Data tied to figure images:
--------------------------------

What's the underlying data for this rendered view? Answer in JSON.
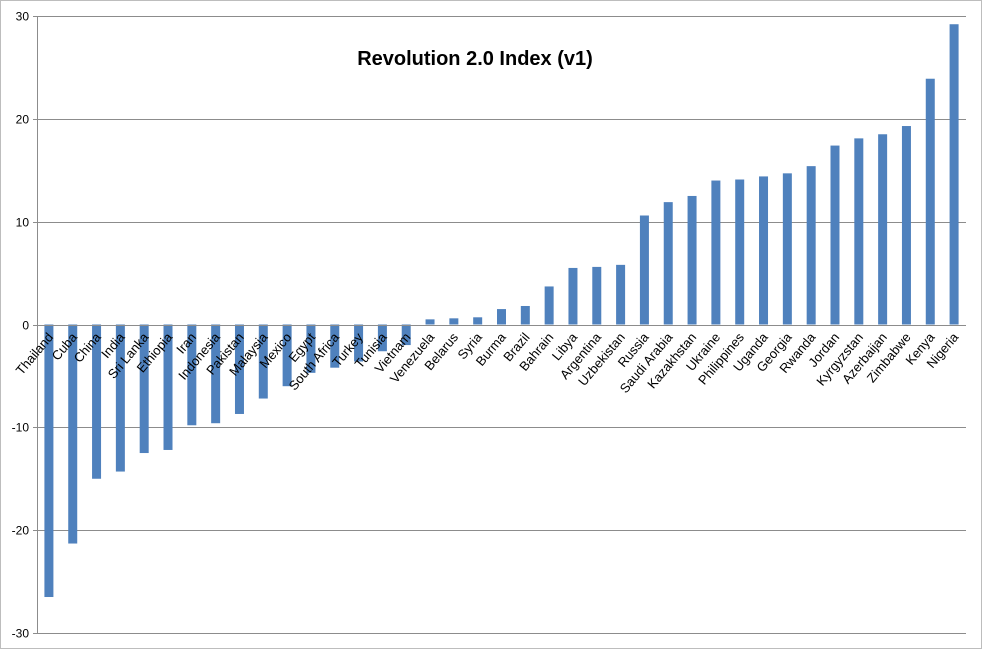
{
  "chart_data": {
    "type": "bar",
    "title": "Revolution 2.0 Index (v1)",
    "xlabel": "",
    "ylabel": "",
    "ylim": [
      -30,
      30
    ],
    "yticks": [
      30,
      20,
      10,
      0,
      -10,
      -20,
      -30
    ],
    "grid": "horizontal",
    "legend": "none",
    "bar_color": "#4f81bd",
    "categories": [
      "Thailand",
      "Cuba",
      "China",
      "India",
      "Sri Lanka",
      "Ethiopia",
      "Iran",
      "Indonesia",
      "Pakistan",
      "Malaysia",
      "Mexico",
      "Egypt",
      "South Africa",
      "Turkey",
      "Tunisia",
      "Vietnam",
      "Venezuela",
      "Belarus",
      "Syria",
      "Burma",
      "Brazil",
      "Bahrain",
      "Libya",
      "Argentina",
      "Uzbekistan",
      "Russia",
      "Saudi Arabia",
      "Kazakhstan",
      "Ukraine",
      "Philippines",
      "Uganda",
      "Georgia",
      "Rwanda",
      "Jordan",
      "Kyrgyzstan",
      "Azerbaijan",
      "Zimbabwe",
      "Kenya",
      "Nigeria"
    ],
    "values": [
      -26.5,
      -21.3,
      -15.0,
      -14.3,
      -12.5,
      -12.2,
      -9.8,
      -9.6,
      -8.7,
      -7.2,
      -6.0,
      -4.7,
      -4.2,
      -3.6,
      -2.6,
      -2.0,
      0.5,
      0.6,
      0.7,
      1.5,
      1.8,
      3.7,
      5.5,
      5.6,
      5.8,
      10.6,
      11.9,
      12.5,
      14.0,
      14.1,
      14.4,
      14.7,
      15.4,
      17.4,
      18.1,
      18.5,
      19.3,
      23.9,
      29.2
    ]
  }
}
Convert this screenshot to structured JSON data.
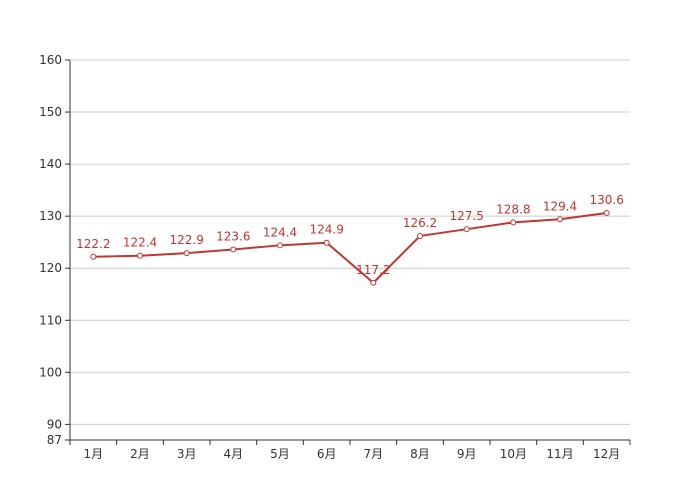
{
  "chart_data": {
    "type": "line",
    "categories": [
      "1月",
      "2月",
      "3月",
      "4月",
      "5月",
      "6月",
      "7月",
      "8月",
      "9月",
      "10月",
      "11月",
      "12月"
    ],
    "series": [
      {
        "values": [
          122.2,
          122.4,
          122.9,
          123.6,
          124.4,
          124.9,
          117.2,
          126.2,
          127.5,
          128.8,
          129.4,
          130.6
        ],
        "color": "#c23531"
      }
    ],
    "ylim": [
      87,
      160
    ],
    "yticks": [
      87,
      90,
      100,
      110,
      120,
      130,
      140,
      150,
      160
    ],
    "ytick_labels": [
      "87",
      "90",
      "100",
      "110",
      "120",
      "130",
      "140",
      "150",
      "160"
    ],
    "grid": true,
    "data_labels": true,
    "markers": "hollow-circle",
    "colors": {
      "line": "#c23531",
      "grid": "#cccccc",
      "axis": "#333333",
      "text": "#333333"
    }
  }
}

--------------------------------

Aim of the task: Your task is to copy the entries in full and exactly, without any images.

Answer to this task:
What's the underlying data for this rendered view? Answer in JSON.
{
  "chart_data": {
    "type": "bar",
    "title": "Revolution 2.0 Index (v1)",
    "xlabel": "",
    "ylabel": "",
    "ylim": [
      -30,
      30
    ],
    "yticks": [
      30,
      20,
      10,
      0,
      -10,
      -20,
      -30
    ],
    "grid": "horizontal",
    "legend": "none",
    "bar_color": "#4f81bd",
    "categories": [
      "Thailand",
      "Cuba",
      "China",
      "India",
      "Sri Lanka",
      "Ethiopia",
      "Iran",
      "Indonesia",
      "Pakistan",
      "Malaysia",
      "Mexico",
      "Egypt",
      "South Africa",
      "Turkey",
      "Tunisia",
      "Vietnam",
      "Venezuela",
      "Belarus",
      "Syria",
      "Burma",
      "Brazil",
      "Bahrain",
      "Libya",
      "Argentina",
      "Uzbekistan",
      "Russia",
      "Saudi Arabia",
      "Kazakhstan",
      "Ukraine",
      "Philippines",
      "Uganda",
      "Georgia",
      "Rwanda",
      "Jordan",
      "Kyrgyzstan",
      "Azerbaijan",
      "Zimbabwe",
      "Kenya",
      "Nigeria"
    ],
    "values": [
      -26.5,
      -21.3,
      -15.0,
      -14.3,
      -12.5,
      -12.2,
      -9.8,
      -9.6,
      -8.7,
      -7.2,
      -6.0,
      -4.7,
      -4.2,
      -3.6,
      -2.6,
      -2.0,
      0.5,
      0.6,
      0.7,
      1.5,
      1.8,
      3.7,
      5.5,
      5.6,
      5.8,
      10.6,
      11.9,
      12.5,
      14.0,
      14.1,
      14.4,
      14.7,
      15.4,
      17.4,
      18.1,
      18.5,
      19.3,
      23.9,
      29.2
    ]
  }
}
Convert this screenshot to structured JSON data.
{
  "chart_data": {
    "type": "line",
    "categories": [
      "1月",
      "2月",
      "3月",
      "4月",
      "5月",
      "6月",
      "7月",
      "8月",
      "9月",
      "10月",
      "11月",
      "12月"
    ],
    "series": [
      {
        "values": [
          122.2,
          122.4,
          122.9,
          123.6,
          124.4,
          124.9,
          117.2,
          126.2,
          127.5,
          128.8,
          129.4,
          130.6
        ],
        "color": "#c23531"
      }
    ],
    "ylim": [
      87,
      160
    ],
    "yticks": [
      87,
      90,
      100,
      110,
      120,
      130,
      140,
      150,
      160
    ],
    "ytick_labels": [
      "87",
      "90",
      "100",
      "110",
      "120",
      "130",
      "140",
      "150",
      "160"
    ],
    "grid": true,
    "data_labels": true,
    "markers": "hollow-circle",
    "colors": {
      "line": "#c23531",
      "grid": "#cccccc",
      "axis": "#333333",
      "text": "#333333"
    }
  }
}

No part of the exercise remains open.